_Your instructions_. Return, exactly as written, the line containing "What text is on this page?" and every line after it to the end of the records below, with no pictures.
▼
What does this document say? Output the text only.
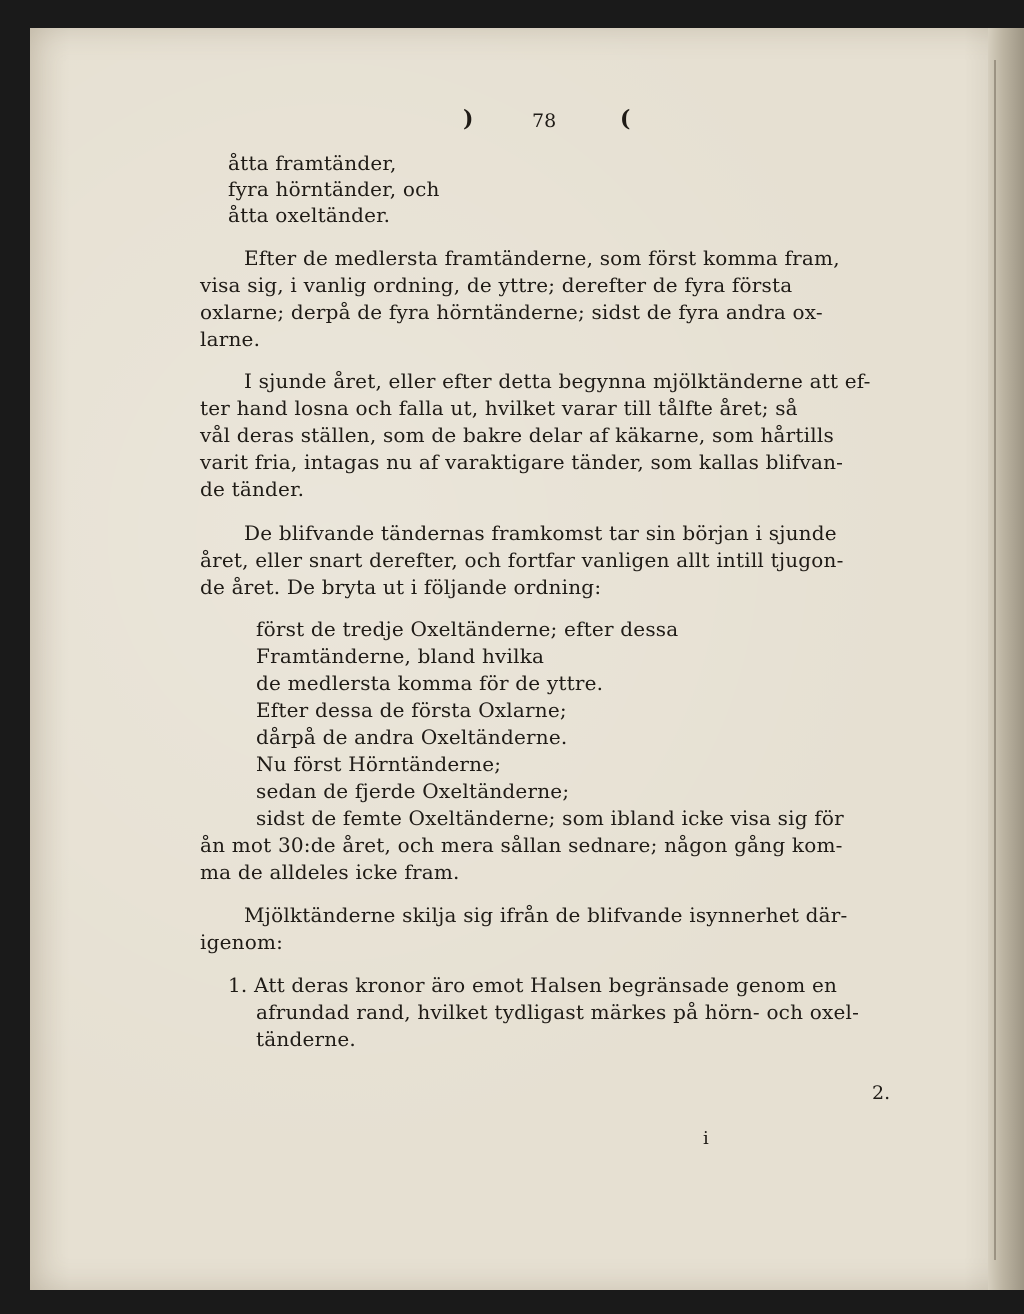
)	78	(
åtta framtänder,
fyra hörntänder, och
åtta oxeltänder.
Efter de medlersta framtänderne, som först komma fram,
visa sig, i vanlig ordning, de yttre; derefter de fyra första
oxlarne; derpå de fyra hörntänderne; sidst de fyra andra ox-
larne.
I sjunde året, eller efter detta begynna mjölktänderne att ef-
ter hand losna och falla ut, hvilket varar till tålfte året; så
vål deras ställen, som de bakre delar af käkarne, som hårtills
varit fria, intagas nu af varaktigare tänder, som kallas blifvan-
de tänder.
De blifvande tändernas framkomst tar sin början i sjunde
året, eller snart derefter, och fortfar vanligen allt intill tjugon-
de året. De bryta ut i följande ordning:
först de tredje Oxeltänderne; efter dessa
Framtänderne, bland hvilka
de medlersta komma för de yttre.
Efter dessa de första Oxlarne;
dårpå de andra Oxeltänderne.
Nu först Hörntänderne;
sedan de fjerde Oxeltänderne;
sidst de femte Oxeltänderne; som ibland icke visa sig för
ån mot 30:de året, och mera sållan sednare; någon gång kom-
ma de alldeles icke fram.
Mjölktänderne skilja sig ifrån de blifvande isynnerhet där-
igenom:
1. Att deras kronor äro emot Halsen begränsade genom en
afrundad rand, hvilket tydligast märkes på hörn- och oxel-
tänderne.
2.
i
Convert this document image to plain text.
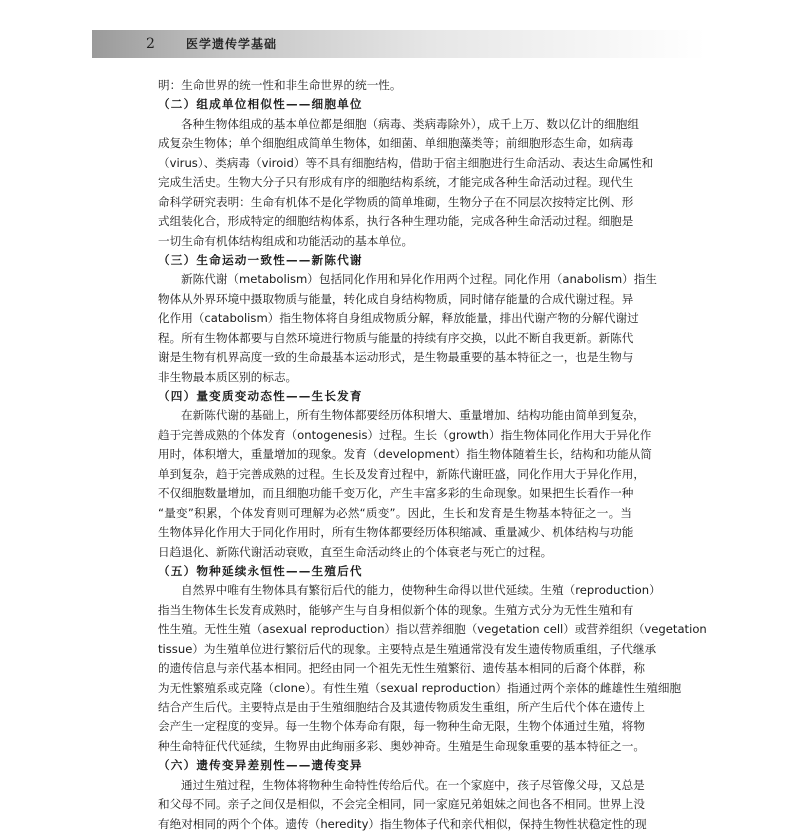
2	医学遗传学基础
明：生命世界的统一性和非生命世界的统一性。
（二）组成单位相似性——细胞单位
各种生物体组成的基本单位都是细胞（病毒、类病毒除外），成千上万、数以亿计的细胞组
成复杂生物体；单个细胞组成简单生物体，如细菌、单细胞藻类等；前细胞形态生命，如病毒
（virus）、类病毒（viroid）等不具有细胞结构，借助于宿主细胞进行生命活动、表达生命属性和
完成生活史。生物大分子只有形成有序的细胞结构系统，才能完成各种生命活动过程。现代生
命科学研究表明：生命有机体不是化学物质的简单堆砌，生物分子在不同层次按特定比例、形
式组装化合，形成特定的细胞结构体系，执行各种生理功能，完成各种生命活动过程。细胞是
一切生命有机体结构组成和功能活动的基本单位。
（三）生命运动一致性——新陈代谢
新陈代谢（metabolism）包括同化作用和异化作用两个过程。同化作用（anabolism）指生
物体从外界环境中摄取物质与能量，转化成自身结构物质，同时储存能量的合成代谢过程。异
化作用（catabolism）指生物体将自身组成物质分解，释放能量，排出代谢产物的分解代谢过
程。所有生物体都要与自然环境进行物质与能量的持续有序交换，以此不断自我更新。新陈代
谢是生物有机界高度一致的生命最基本运动形式，是生物最重要的基本特征之一，也是生物与
非生物最本质区别的标志。
（四）量变质变动态性——生长发育
在新陈代谢的基础上，所有生物体都要经历体积增大、重量增加、结构功能由简单到复杂，
趋于完善成熟的个体发育（ontogenesis）过程。生长（growth）指生物体同化作用大于异化作
用时，体积增大，重量增加的现象。发育（development）指生物体随着生长，结构和功能从简
单到复杂，趋于完善成熟的过程。生长及发育过程中，新陈代谢旺盛，同化作用大于异化作用，
不仅细胞数量增加，而且细胞功能千变万化，产生丰富多彩的生命现象。如果把生长看作一种
“量变”积累，个体发育则可理解为必然“质变”。因此，生长和发育是生物基本特征之一。当
生物体异化作用大于同化作用时，所有生物体都要经历体积缩减、重量减少、机体结构与功能
日趋退化、新陈代谢活动衰败，直至生命活动终止的个体衰老与死亡的过程。
（五）物种延续永恒性——生殖后代
自然界中唯有生物体具有繁衍后代的能力，使物种生命得以世代延续。生殖（reproduction）
指当生物体生长发育成熟时，能够产生与自身相似新个体的现象。生殖方式分为无性生殖和有
性生殖。无性生殖（asexual reproduction）指以营养细胞（vegetation cell）或营养组织（vegetation
tissue）为生殖单位进行繁衍后代的现象。主要特点是生殖通常没有发生遗传物质重组，子代继承
的遗传信息与亲代基本相同。把经由同一个祖先无性生殖繁衍、遗传基本相同的后裔个体群，称
为无性繁殖系或克隆（clone）。有性生殖（sexual reproduction）指通过两个亲体的雌雄性生殖细胞
结合产生后代。主要特点是由于生殖细胞结合及其遗传物质发生重组，所产生后代个体在遗传上
会产生一定程度的变异。每一生物个体寿命有限，每一物种生命无限，生物个体通过生殖，将物
种生命特征代代延续，生物界由此绚丽多彩、奥妙神奇。生殖是生命现象重要的基本特征之一。
（六）遗传变异差别性——遗传变异
通过生殖过程，生物体将物种生命特性传给后代。在一个家庭中，孩子尽管像父母，又总是
和父母不同。亲子之间仅是相似，不会完全相同，同一家庭兄弟姐妹之间也各不相同。世界上没
有绝对相同的两个个体。遗传（heredity）指生物体子代和亲代相似，保持生物性状稳定性的现
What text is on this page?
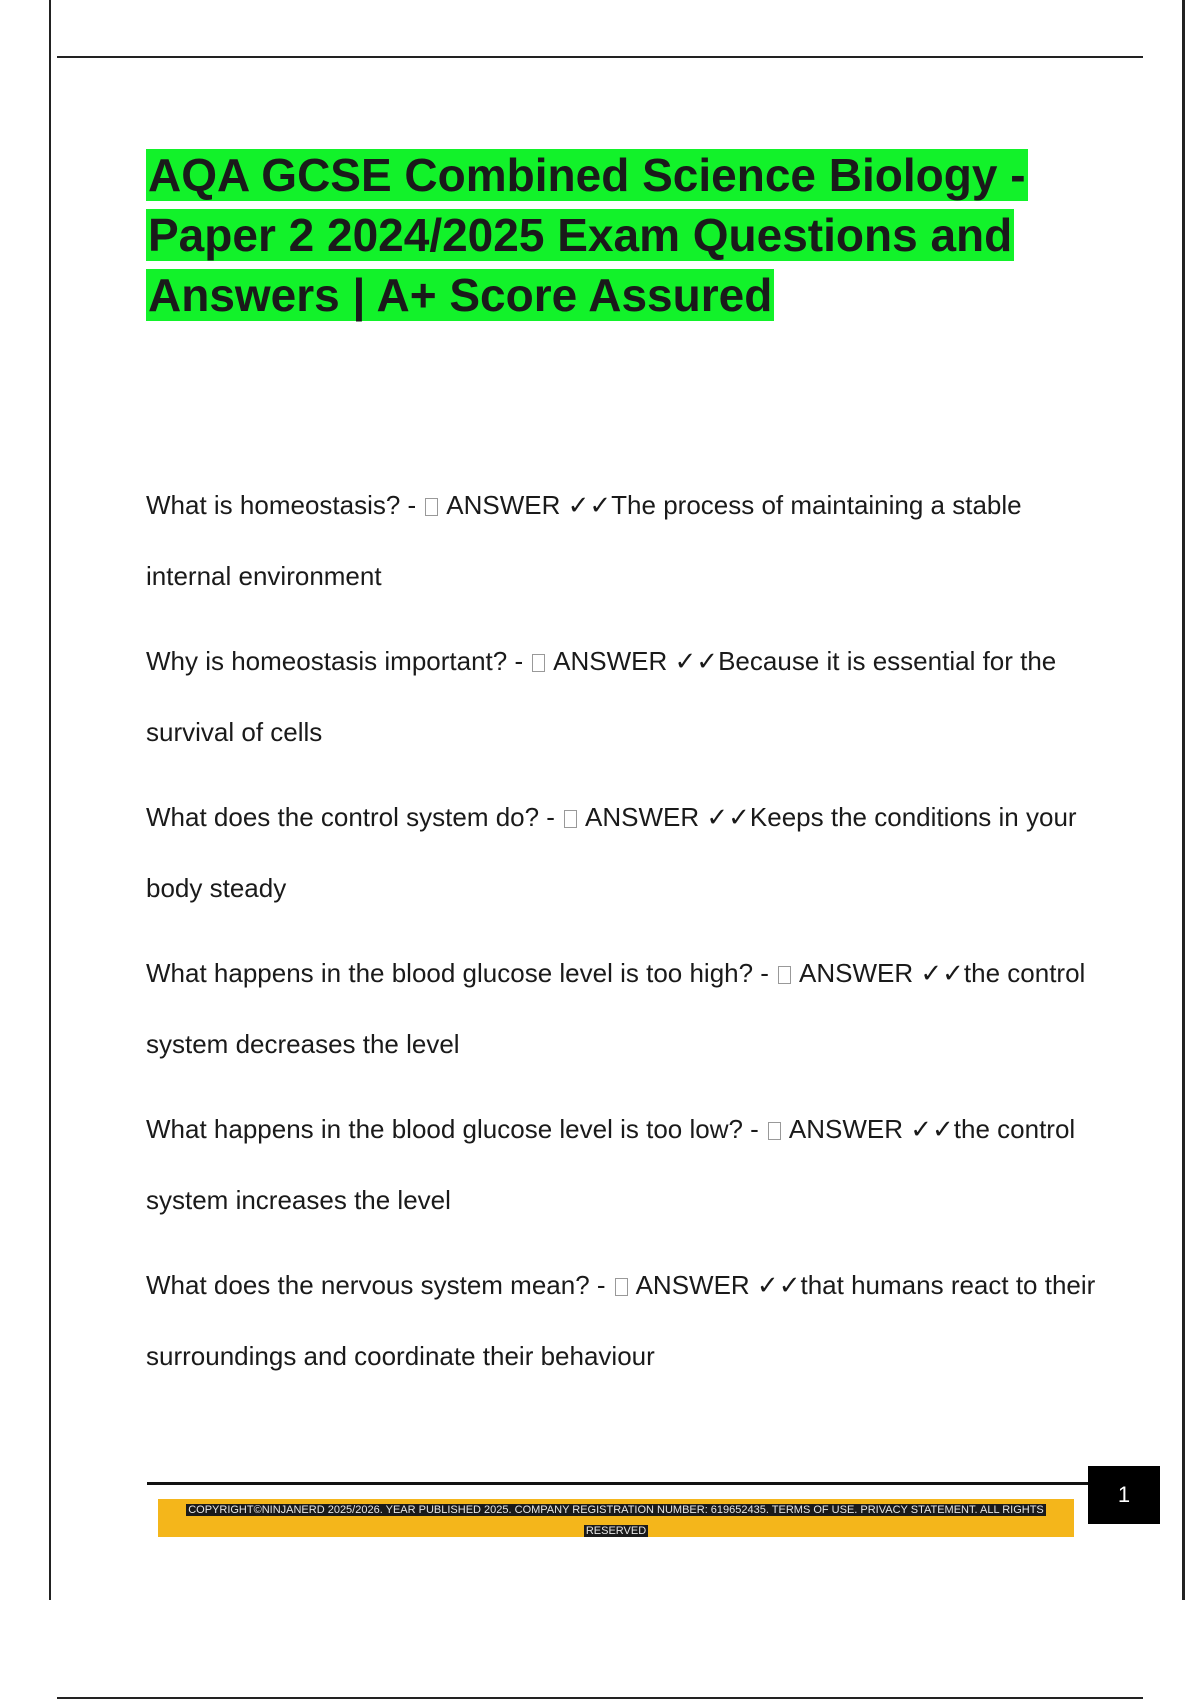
AQA GCSE Combined Science Biology - Paper 2 2024/2025 Exam Questions and Answers | A+ Score Assured
What is homeostasis? - ANSWER ✓✓The process of maintaining a stable internal environment
Why is homeostasis important? - ANSWER ✓✓Because it is essential for the survival of cells
What does the control system do? - ANSWER ✓✓Keeps the conditions in your body steady
What happens in the blood glucose level is too high? - ANSWER ✓✓the control system decreases the level
What happens in the blood glucose level is too low? - ANSWER ✓✓the control system increases the level
What does the nervous system mean? - ANSWER ✓✓that humans react to their surroundings and coordinate their behaviour
1
COPYRIGHT©NINJANERD 2025/2026. YEAR PUBLISHED 2025. COMPANY REGISTRATION NUMBER: 619652435. TERMS OF USE. PRIVACY STATEMENT. ALL RIGHTS RESERVED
▲
_Task response_.
What text is on this page?
AQA GCSE Combined Science Biology - Paper 2 2024/2025 Exam Questions and Answers | A+ Score Assured
What is homeostasis? - ANSWER ✓✓The process of maintaining a stable internal environment
Why is homeostasis important? - ANSWER ✓✓Because it is essential for the survival of cells
What does the control system do? - ANSWER ✓✓Keeps the conditions in your body steady
What happens in the blood glucose level is too high? - ANSWER ✓✓the control system decreases the level
What happens in the blood glucose level is too low? - ANSWER ✓✓the control system increases the level
What does the nervous system mean? - ANSWER ✓✓that humans react to their surroundings and coordinate their behaviour
1
COPYRIGHT©NINJANERD 2025/2026. YEAR PUBLISHED 2025. COMPANY REGISTRATION NUMBER: 619652435. TERMS OF USE. PRIVACY STATEMENT. ALL RIGHTS RESERVED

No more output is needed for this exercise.